>> begin Material provided
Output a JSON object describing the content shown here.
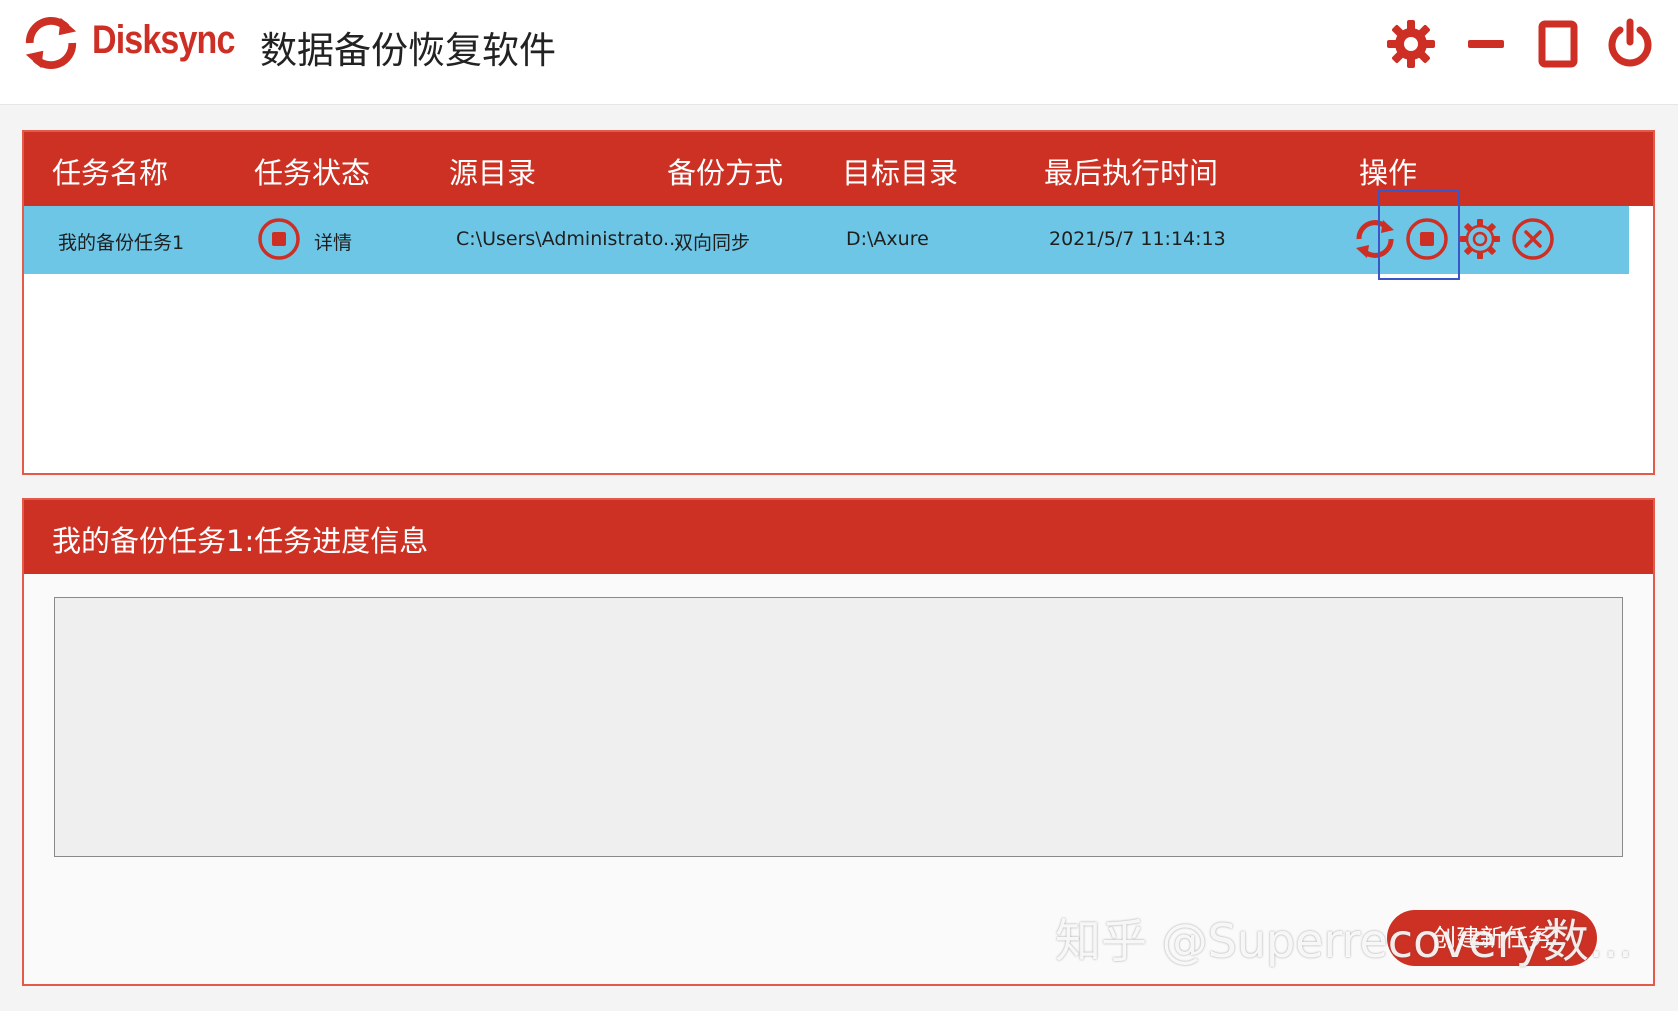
{
  "app": {
    "brand": "Disksync",
    "title": "数据备份恢复软件"
  },
  "icons": {
    "logo": "sync-arrows-icon",
    "settings": "gear-icon",
    "minimize": "minimize-icon",
    "maximize": "maximize-icon",
    "power": "power-icon",
    "status": "stop-circle-icon",
    "sync": "sync-icon",
    "stop": "stop-circle-icon",
    "task_settings": "gear-outline-icon",
    "delete": "close-circle-icon"
  },
  "colors": {
    "accent": "#cd3124",
    "row_highlight": "#6ec6e6",
    "focus": "#3b56c6"
  },
  "task_table": {
    "columns": [
      "任务名称",
      "任务状态",
      "源目录",
      "备份方式",
      "目标目录",
      "最后执行时间",
      "操作"
    ],
    "rows": [
      {
        "name": "我的备份任务1",
        "status_link": "详情",
        "source": "C:\\Users\\Administrato...",
        "mode": "双向同步",
        "target": "D:\\Axure",
        "last_run": "2021/5/7 11:14:13"
      }
    ]
  },
  "progress": {
    "title": "我的备份任务1:任务进度信息",
    "log": ""
  },
  "new_task_button": "创建新任务",
  "watermark": "知乎 @Superrecovery数..."
}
>> end Material provided
▶ Required task
Gather all lines with the string "stop" from the data.

▶ Response
    "status": "stop-circle-icon",
    "stop": "stop-circle-icon",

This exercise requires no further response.